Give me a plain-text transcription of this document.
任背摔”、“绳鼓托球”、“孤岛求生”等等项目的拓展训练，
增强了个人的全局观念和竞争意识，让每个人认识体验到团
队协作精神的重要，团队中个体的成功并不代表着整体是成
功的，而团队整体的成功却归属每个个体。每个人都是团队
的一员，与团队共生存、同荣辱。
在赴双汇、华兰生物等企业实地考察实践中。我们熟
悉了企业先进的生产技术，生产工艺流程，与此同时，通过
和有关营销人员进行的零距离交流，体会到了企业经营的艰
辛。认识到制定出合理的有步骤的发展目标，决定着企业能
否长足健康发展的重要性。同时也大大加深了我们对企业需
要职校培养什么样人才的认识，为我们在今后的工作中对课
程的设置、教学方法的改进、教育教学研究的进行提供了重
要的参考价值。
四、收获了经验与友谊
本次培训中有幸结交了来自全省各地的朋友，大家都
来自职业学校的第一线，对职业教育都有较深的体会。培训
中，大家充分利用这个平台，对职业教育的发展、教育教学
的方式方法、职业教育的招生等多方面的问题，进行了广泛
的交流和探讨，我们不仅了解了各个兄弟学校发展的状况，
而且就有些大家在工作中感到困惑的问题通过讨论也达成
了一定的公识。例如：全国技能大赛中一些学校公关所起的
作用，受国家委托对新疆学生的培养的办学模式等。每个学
-- -- --
**GIVEN EXERCISE:** Every line above should be printed again exactly as it stands.

**THE COMPLETED TASK:**
Give me a plain-text transcription of this document.
任背摔”、“绳鼓托球”、“孤岛求生”等等项目的拓展训练，
增强了个人的全局观念和竞争意识，让每个人认识体验到团
队协作精神的重要，团队中个体的成功并不代表着整体是成
功的，而团队整体的成功却归属每个个体。每个人都是团队
的一员，与团队共生存、同荣辱。
在赴双汇、华兰生物等企业实地考察实践中。我们熟
悉了企业先进的生产技术，生产工艺流程，与此同时，通过
和有关营销人员进行的零距离交流，体会到了企业经营的艰
辛。认识到制定出合理的有步骤的发展目标，决定着企业能
否长足健康发展的重要性。同时也大大加深了我们对企业需
要职校培养什么样人才的认识，为我们在今后的工作中对课
程的设置、教学方法的改进、教育教学研究的进行提供了重
要的参考价值。
四、收获了经验与友谊
本次培训中有幸结交了来自全省各地的朋友，大家都
来自职业学校的第一线，对职业教育都有较深的体会。培训
中，大家充分利用这个平台，对职业教育的发展、教育教学
的方式方法、职业教育的招生等多方面的问题，进行了广泛
的交流和探讨，我们不仅了解了各个兄弟学校发展的状况，
而且就有些大家在工作中感到困惑的问题通过讨论也达成
了一定的公识。例如：全国技能大赛中一些学校公关所起的
作用，受国家委托对新疆学生的培养的办学模式等。每个学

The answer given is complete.